**DATA LINES**

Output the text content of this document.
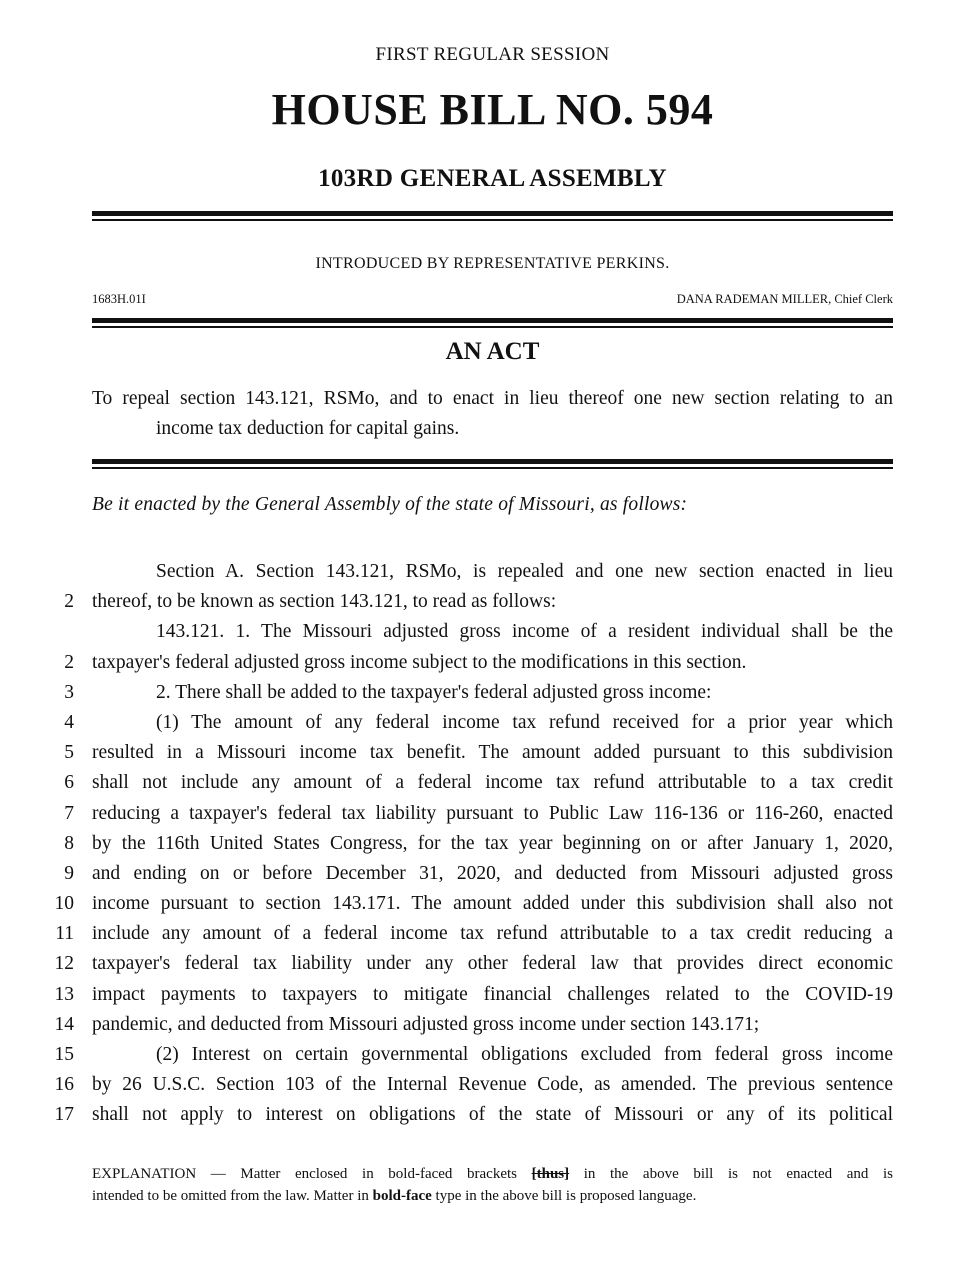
FIRST REGULAR SESSION
HOUSE BILL NO. 594
103RD GENERAL ASSEMBLY
INTRODUCED BY REPRESENTATIVE PERKINS.
1683H.01I	DANA RADEMAN MILLER, Chief Clerk
AN ACT
To repeal section 143.121, RSMo, and to enact in lieu thereof one new section relating to an
income tax deduction for capital gains.
Be it enacted by the General Assembly of the state of Missouri, as follows:
Section A. Section 143.121, RSMo, is repealed and one new section enacted in lieu
2 thereof, to be known as section 143.121, to read as follows:
143.121. 1. The Missouri adjusted gross income of a resident individual shall be the
2 taxpayer's federal adjusted gross income subject to the modifications in this section.
3	2. There shall be added to the taxpayer's federal adjusted gross income:
4	(1) The amount of any federal income tax refund received for a prior year which
5 resulted in a Missouri income tax benefit. The amount added pursuant to this subdivision
6 shall not include any amount of a federal income tax refund attributable to a tax credit
7 reducing a taxpayer's federal tax liability pursuant to Public Law 116-136 or 116-260, enacted
8 by the 116th United States Congress, for the tax year beginning on or after January 1, 2020,
9 and ending on or before December 31, 2020, and deducted from Missouri adjusted gross
10 income pursuant to section 143.171. The amount added under this subdivision shall also not
11 include any amount of a federal income tax refund attributable to a tax credit reducing a
12 taxpayer's federal tax liability under any other federal law that provides direct economic
13 impact payments to taxpayers to mitigate financial challenges related to the COVID-19
14 pandemic, and deducted from Missouri adjusted gross income under section 143.171;
15	(2) Interest on certain governmental obligations excluded from federal gross income
16 by 26 U.S.C. Section 103 of the Internal Revenue Code, as amended. The previous sentence
17 shall not apply to interest on obligations of the state of Missouri or any of its political
EXPLANATION — Matter enclosed in bold-faced brackets [thus] in the above bill is not enacted and is
intended to be omitted from the law. Matter in bold-face type in the above bill is proposed language.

**OBJECTIVE**
Copy out each line of the records where the string "RSMo" appears.

**EXERCISE OUTPUT**
To repeal section 143.121, RSMo, and to enact in lieu thereof one new section relating to an
Section A. Section 143.121, RSMo, is repealed and one new section enacted in lieu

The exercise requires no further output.